> _Goal_: Put the lines of the listing below, from its first line through the line that contains "- left-arrow-key-icon: [383, 829, 424, 852]", both included, into a numbered list, omitting any blank lines.
....
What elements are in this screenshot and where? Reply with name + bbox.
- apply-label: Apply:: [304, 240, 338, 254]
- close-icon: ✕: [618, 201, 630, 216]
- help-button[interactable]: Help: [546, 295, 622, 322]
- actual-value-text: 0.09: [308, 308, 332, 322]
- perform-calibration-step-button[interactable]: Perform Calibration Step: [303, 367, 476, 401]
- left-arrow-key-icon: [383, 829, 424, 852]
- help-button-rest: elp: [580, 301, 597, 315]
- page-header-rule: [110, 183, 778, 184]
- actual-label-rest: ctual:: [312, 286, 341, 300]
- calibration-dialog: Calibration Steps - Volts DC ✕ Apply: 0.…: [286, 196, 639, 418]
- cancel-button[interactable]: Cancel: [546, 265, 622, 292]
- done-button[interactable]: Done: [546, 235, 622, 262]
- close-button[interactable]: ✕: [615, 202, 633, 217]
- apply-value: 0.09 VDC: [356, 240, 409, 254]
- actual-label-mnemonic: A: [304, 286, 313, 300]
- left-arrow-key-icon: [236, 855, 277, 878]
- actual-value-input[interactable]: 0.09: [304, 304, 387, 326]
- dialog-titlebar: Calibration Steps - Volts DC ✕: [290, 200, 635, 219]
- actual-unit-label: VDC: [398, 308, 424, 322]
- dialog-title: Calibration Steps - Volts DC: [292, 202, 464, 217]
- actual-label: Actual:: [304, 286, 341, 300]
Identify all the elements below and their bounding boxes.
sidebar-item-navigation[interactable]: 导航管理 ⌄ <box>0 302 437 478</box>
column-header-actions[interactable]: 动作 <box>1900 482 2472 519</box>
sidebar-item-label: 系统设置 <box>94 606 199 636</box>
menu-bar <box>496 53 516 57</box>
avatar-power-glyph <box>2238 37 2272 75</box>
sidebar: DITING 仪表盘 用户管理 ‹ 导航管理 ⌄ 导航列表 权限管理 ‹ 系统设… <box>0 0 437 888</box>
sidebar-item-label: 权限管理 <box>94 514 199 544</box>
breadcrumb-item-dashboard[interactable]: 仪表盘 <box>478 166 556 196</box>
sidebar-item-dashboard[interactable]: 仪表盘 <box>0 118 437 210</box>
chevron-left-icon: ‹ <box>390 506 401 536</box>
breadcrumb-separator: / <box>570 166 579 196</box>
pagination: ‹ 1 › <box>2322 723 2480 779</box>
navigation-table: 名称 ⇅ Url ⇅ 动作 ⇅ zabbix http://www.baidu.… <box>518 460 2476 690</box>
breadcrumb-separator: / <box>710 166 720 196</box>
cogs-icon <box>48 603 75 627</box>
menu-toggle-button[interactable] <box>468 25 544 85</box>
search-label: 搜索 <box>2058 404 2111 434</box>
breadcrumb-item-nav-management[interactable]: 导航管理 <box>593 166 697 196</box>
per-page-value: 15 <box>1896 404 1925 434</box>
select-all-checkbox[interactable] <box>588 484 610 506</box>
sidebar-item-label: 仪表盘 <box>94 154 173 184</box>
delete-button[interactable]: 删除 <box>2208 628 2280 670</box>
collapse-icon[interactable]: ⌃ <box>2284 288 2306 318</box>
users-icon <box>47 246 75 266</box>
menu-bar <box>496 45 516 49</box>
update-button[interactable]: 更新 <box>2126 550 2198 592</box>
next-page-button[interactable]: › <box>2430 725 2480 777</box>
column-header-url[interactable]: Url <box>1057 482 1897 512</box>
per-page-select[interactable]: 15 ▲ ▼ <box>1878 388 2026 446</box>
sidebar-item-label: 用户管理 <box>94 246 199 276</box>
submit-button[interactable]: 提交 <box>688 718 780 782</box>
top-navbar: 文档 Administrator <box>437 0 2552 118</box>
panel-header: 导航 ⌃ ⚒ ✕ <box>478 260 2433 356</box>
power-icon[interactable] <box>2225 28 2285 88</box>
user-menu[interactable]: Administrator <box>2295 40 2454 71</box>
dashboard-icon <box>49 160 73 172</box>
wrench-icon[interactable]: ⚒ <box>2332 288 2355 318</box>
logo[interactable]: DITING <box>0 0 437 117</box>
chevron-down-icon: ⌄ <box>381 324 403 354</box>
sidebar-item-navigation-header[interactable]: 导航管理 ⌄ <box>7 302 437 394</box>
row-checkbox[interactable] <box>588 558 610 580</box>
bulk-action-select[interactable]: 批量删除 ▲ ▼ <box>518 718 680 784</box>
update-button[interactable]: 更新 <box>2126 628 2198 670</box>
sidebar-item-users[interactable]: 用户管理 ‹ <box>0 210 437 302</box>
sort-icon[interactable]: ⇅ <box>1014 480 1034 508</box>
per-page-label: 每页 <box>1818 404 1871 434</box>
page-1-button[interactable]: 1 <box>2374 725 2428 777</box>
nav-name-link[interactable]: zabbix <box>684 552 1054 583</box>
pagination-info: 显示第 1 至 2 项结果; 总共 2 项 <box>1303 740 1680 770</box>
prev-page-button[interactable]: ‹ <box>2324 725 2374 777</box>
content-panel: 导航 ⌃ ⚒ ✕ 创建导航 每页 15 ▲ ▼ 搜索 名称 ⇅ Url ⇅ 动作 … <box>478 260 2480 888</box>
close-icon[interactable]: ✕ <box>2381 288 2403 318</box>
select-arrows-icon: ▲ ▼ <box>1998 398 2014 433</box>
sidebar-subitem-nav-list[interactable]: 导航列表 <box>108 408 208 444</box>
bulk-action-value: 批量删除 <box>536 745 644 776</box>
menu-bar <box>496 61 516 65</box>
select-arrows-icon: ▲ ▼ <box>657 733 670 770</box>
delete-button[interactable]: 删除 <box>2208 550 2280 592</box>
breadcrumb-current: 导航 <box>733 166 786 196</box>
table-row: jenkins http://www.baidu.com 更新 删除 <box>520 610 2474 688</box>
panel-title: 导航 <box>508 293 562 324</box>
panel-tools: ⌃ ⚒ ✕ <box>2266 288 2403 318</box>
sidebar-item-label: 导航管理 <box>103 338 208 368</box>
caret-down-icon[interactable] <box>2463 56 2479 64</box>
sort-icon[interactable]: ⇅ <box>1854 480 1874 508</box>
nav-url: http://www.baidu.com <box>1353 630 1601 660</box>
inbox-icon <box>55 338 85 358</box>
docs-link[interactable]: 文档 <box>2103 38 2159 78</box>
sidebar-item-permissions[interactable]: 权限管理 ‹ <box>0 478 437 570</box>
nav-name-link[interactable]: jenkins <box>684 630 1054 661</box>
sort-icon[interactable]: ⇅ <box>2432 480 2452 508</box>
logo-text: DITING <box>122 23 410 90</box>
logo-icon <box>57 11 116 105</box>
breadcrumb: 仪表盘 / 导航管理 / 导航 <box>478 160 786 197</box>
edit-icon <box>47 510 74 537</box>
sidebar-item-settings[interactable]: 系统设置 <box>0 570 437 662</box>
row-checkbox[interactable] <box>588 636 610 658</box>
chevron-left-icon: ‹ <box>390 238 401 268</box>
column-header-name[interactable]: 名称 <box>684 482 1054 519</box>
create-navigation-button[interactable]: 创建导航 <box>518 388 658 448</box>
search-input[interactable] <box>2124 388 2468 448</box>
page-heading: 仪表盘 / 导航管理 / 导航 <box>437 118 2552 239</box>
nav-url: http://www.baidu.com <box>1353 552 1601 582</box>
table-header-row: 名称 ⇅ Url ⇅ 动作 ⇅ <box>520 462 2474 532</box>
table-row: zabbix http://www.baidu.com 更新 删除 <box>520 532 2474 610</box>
....
> _Reply to the exercise_:
1. What elements are in this screenshot and where? Reply with name + bbox.
2. - apply-label: Apply:: [304, 240, 338, 254]
3. - close-icon: ✕: [618, 201, 630, 216]
4. - help-button[interactable]: Help: [546, 295, 622, 322]
5. - actual-value-text: 0.09: [308, 308, 332, 322]
6. - perform-calibration-step-button[interactable]: Perform Calibration Step: [303, 367, 476, 401]
7. - left-arrow-key-icon: [383, 829, 424, 852]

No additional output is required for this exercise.